▶ [Aim of the exercise]:
Scan the material that follows. Copy every line containing the word "document".

##############################

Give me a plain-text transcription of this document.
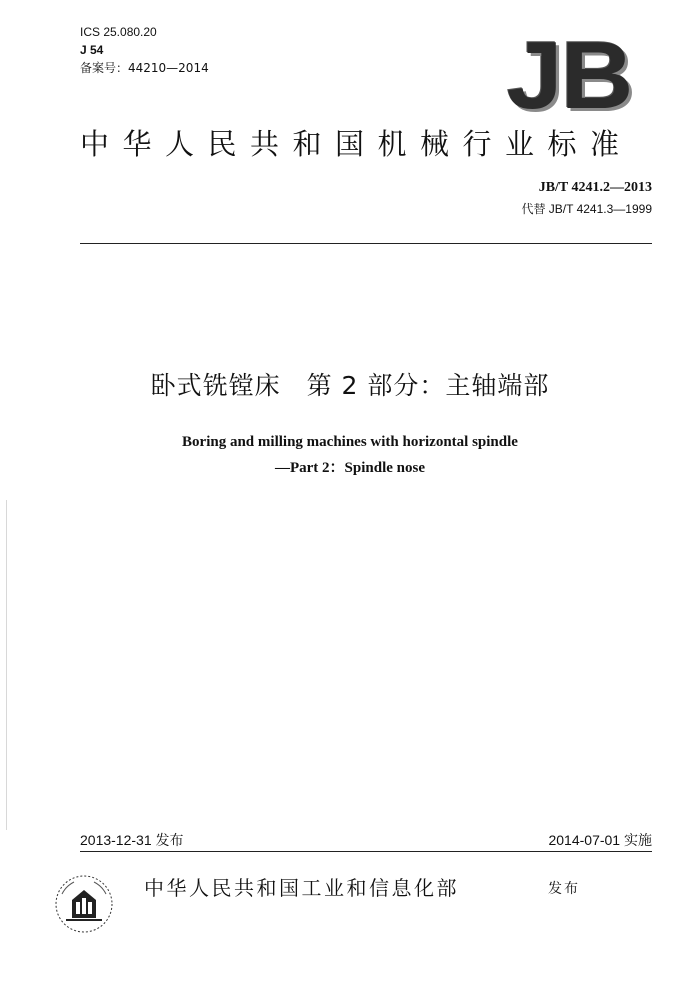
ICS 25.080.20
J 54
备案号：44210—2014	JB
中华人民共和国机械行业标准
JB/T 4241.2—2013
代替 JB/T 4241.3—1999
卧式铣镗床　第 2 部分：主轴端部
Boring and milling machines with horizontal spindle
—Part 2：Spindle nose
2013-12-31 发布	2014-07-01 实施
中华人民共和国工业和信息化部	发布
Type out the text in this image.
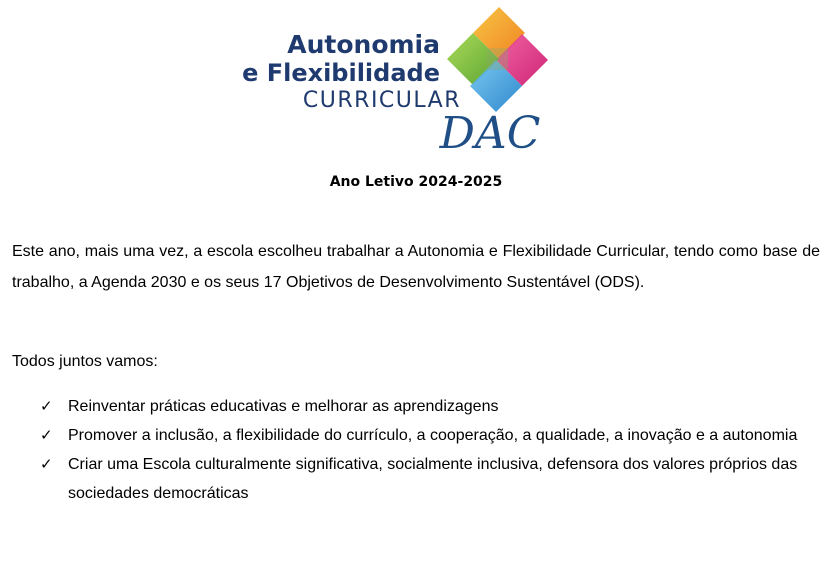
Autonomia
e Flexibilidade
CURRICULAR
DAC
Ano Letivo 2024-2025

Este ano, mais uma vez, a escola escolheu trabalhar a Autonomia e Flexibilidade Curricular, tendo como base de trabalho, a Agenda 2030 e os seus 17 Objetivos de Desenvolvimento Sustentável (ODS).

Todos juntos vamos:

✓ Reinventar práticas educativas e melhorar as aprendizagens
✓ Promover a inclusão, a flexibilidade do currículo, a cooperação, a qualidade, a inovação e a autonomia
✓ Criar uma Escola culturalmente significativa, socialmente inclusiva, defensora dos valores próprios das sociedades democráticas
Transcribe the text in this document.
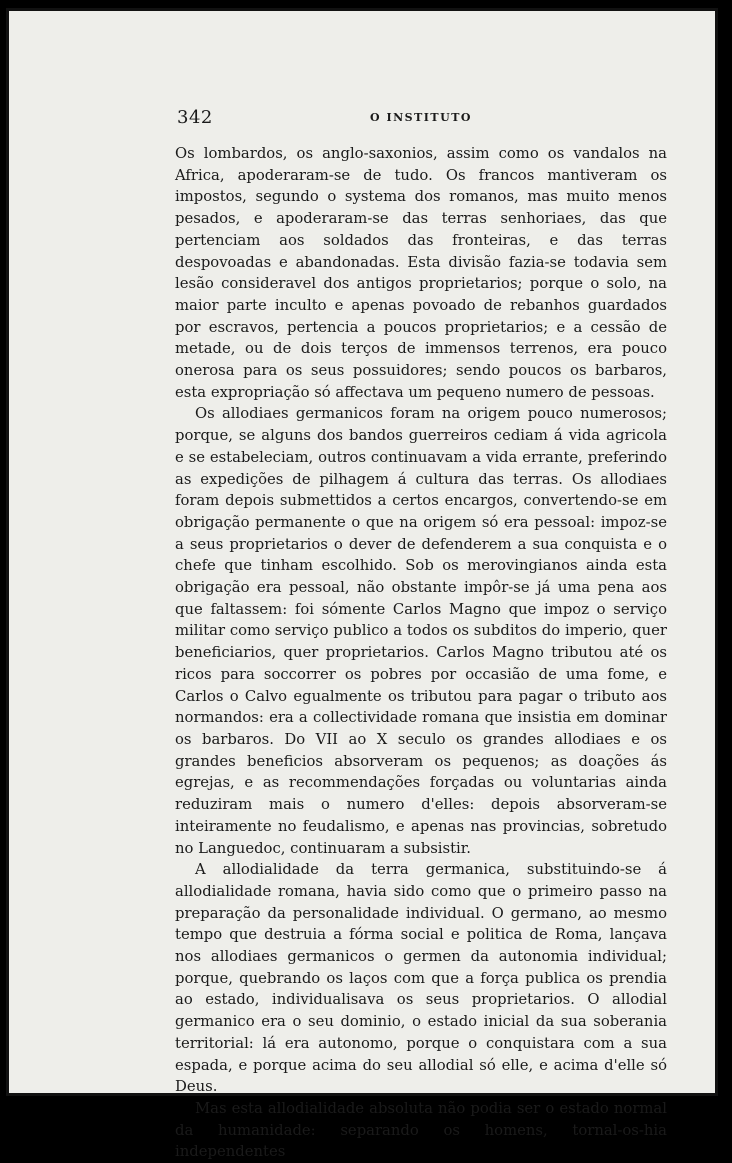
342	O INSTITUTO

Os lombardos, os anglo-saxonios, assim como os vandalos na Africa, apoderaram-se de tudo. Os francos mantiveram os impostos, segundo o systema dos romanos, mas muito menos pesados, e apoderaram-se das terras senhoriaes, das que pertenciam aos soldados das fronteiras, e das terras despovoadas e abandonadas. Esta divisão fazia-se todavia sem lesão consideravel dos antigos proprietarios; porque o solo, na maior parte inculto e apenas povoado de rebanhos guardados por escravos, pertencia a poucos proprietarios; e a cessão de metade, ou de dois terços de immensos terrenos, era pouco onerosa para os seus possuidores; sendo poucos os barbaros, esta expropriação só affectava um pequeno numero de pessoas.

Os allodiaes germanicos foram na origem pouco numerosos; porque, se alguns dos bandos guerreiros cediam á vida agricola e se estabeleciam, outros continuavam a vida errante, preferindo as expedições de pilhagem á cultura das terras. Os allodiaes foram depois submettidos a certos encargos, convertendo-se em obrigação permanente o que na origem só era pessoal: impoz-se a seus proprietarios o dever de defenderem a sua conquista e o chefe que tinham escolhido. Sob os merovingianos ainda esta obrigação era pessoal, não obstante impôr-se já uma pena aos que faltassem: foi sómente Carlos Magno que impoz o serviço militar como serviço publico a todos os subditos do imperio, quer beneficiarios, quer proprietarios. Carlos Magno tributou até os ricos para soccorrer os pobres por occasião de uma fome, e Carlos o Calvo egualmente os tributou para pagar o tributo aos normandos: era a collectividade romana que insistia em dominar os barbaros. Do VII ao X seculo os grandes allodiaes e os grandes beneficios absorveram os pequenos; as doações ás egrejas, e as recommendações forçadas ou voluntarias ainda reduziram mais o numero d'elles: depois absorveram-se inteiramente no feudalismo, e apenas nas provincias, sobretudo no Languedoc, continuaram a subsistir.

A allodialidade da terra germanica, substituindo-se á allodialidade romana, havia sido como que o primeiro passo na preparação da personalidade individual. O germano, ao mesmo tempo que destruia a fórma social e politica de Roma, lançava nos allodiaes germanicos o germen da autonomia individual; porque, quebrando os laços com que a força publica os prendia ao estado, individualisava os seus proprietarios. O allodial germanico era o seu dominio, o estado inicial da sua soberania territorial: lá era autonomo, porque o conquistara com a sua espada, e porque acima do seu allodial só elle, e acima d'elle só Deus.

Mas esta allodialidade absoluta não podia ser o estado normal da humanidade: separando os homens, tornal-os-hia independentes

##############################

▶ [Complete response]:
Give me a plain-text transcription of this document.
Transcribe the text in this document.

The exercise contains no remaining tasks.